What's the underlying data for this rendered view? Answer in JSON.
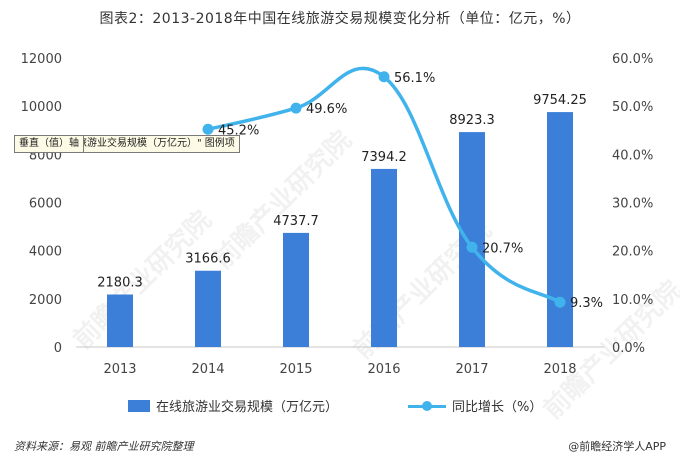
{
  "title": "图表2：2013-2018年中国在线旅游交易规模变化分析（单位：亿元，%）",
  "tooltip": {
    "line1": "垂直（值）轴",
    "line2": "旅游业交易规模（万亿元）\" 图例项"
  },
  "legend": {
    "bar_label": "在线旅游业交易规模（万亿元）",
    "line_label": "同比增长（%）"
  },
  "footer": {
    "source": "资料来源：易观 前瞻产业研究院整理",
    "brand": "@前瞻经济学人APP"
  },
  "watermark": "前瞻产业研究院",
  "colors": {
    "bar": "#3b7fd9",
    "line": "#40b3ec",
    "axis": "#c8c8c8",
    "text": "#333333"
  },
  "chart_data": {
    "type": "bar",
    "title": "图表2：2013-2018年中国在线旅游交易规模变化分析（单位：亿元，%）",
    "categories": [
      "2013",
      "2014",
      "2015",
      "2016",
      "2017",
      "2018"
    ],
    "y_left": {
      "min": 0,
      "max": 12000,
      "ticks": [
        "0",
        "2000",
        "4000",
        "6000",
        "8000",
        "10000",
        "12000"
      ]
    },
    "y_right": {
      "min": 0,
      "max": 60,
      "ticks": [
        "0.0%",
        "10.0%",
        "20.0%",
        "30.0%",
        "40.0%",
        "50.0%",
        "60.0%"
      ]
    },
    "series": [
      {
        "name": "在线旅游业交易规模（万亿元）",
        "type": "bar",
        "axis": "left",
        "values": [
          2180.3,
          3166.6,
          4737.7,
          7394.2,
          8923.3,
          9754.25
        ],
        "labels": [
          "2180.3",
          "3166.6",
          "4737.7",
          "7394.2",
          "8923.3",
          "9754.25"
        ]
      },
      {
        "name": "同比增长（%）",
        "type": "line",
        "axis": "right",
        "smooth": true,
        "x": [
          "2014",
          "2015",
          "2016",
          "2017",
          "2018"
        ],
        "values": [
          45.2,
          49.6,
          56.1,
          20.7,
          9.3
        ],
        "labels": [
          "45.2%",
          "49.6%",
          "56.1%",
          "20.7%",
          "9.3%"
        ]
      }
    ],
    "grid": false,
    "legend_position": "bottom"
  }
}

## Exercise task
Can the entries above be repeated exactly, without their pictures?

## Written solution
What's the underlying data for this rendered view? Answer in JSON.
{
  "title": "图表2：2013-2018年中国在线旅游交易规模变化分析（单位：亿元，%）",
  "tooltip": {
    "line1": "垂直（值）轴",
    "line2": "旅游业交易规模（万亿元）\" 图例项"
  },
  "legend": {
    "bar_label": "在线旅游业交易规模（万亿元）",
    "line_label": "同比增长（%）"
  },
  "footer": {
    "source": "资料来源：易观 前瞻产业研究院整理",
    "brand": "@前瞻经济学人APP"
  },
  "watermark": "前瞻产业研究院",
  "colors": {
    "bar": "#3b7fd9",
    "line": "#40b3ec",
    "axis": "#c8c8c8",
    "text": "#333333"
  },
  "chart_data": {
    "type": "bar",
    "title": "图表2：2013-2018年中国在线旅游交易规模变化分析（单位：亿元，%）",
    "categories": [
      "2013",
      "2014",
      "2015",
      "2016",
      "2017",
      "2018"
    ],
    "y_left": {
      "min": 0,
      "max": 12000,
      "ticks": [
        "0",
        "2000",
        "4000",
        "6000",
        "8000",
        "10000",
        "12000"
      ]
    },
    "y_right": {
      "min": 0,
      "max": 60,
      "ticks": [
        "0.0%",
        "10.0%",
        "20.0%",
        "30.0%",
        "40.0%",
        "50.0%",
        "60.0%"
      ]
    },
    "series": [
      {
        "name": "在线旅游业交易规模（万亿元）",
        "type": "bar",
        "axis": "left",
        "values": [
          2180.3,
          3166.6,
          4737.7,
          7394.2,
          8923.3,
          9754.25
        ],
        "labels": [
          "2180.3",
          "3166.6",
          "4737.7",
          "7394.2",
          "8923.3",
          "9754.25"
        ]
      },
      {
        "name": "同比增长（%）",
        "type": "line",
        "axis": "right",
        "smooth": true,
        "x": [
          "2014",
          "2015",
          "2016",
          "2017",
          "2018"
        ],
        "values": [
          45.2,
          49.6,
          56.1,
          20.7,
          9.3
        ],
        "labels": [
          "45.2%",
          "49.6%",
          "56.1%",
          "20.7%",
          "9.3%"
        ]
      }
    ],
    "grid": false,
    "legend_position": "bottom"
  }
}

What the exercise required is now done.